[Structured figure records]
####################

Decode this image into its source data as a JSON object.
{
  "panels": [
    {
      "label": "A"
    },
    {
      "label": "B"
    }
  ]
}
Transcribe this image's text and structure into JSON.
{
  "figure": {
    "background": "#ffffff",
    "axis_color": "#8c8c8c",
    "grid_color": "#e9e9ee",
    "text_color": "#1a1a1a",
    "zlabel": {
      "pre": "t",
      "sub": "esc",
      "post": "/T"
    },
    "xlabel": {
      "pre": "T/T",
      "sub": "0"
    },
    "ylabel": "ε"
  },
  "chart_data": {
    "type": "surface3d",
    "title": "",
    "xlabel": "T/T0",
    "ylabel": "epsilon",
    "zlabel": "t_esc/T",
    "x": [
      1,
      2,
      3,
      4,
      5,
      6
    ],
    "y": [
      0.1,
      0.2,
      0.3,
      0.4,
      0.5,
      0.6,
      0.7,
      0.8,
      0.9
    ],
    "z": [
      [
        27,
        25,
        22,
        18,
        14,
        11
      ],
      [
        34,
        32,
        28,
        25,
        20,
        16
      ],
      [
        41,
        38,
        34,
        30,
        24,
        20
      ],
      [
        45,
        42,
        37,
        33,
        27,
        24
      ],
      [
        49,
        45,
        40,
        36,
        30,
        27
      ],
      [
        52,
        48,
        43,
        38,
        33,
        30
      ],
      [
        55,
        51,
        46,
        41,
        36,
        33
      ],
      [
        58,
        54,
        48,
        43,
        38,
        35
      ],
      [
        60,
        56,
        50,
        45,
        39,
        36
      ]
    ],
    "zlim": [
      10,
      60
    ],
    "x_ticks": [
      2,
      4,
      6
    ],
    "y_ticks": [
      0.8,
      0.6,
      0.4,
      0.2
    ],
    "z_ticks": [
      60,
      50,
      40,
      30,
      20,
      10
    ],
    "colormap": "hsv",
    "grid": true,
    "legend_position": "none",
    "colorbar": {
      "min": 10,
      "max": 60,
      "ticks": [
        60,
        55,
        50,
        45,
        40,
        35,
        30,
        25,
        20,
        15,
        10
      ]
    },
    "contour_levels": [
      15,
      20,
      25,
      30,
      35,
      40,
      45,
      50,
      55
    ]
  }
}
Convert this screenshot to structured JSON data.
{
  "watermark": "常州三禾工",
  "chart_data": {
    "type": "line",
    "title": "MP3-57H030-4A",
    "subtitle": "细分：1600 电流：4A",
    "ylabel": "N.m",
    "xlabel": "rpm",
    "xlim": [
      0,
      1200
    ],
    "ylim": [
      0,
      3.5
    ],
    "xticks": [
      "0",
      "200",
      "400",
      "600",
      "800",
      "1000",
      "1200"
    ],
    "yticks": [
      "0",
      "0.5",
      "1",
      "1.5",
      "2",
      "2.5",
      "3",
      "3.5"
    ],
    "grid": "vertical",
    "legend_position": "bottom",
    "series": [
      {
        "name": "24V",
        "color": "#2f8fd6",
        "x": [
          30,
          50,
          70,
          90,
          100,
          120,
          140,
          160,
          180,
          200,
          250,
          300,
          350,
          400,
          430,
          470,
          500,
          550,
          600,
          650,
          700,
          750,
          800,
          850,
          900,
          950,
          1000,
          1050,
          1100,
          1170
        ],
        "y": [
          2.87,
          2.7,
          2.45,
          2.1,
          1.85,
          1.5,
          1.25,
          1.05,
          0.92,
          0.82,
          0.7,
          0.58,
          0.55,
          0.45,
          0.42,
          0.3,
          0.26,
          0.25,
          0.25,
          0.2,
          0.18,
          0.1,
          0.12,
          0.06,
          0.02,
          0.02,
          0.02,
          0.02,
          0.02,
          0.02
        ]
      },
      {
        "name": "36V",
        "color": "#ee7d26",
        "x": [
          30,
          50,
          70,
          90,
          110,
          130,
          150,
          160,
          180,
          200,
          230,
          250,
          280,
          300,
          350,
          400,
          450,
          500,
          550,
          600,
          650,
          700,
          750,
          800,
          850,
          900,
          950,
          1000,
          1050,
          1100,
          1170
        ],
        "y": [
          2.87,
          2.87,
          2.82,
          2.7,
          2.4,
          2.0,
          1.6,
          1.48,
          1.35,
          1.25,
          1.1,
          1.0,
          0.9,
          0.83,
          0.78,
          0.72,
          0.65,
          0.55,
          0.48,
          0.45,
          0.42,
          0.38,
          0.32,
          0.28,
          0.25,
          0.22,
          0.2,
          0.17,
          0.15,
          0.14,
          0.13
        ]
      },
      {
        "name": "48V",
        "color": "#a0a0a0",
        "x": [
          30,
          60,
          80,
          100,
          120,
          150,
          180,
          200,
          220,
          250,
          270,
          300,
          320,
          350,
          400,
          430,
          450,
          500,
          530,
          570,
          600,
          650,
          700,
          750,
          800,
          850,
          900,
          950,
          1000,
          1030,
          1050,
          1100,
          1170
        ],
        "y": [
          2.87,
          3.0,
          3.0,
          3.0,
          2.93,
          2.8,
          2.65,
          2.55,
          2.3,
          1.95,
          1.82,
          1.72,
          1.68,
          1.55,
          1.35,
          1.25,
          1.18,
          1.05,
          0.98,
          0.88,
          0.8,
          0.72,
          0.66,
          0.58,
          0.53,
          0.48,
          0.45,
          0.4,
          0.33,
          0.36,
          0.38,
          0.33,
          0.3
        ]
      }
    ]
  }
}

####################

Check each line of the records above for the string "image", and report every line that has it.

### ANSWER TO THE PROBLEM
Decode this image into its source data as a JSON object.
Transcribe this image's text and structure into JSON.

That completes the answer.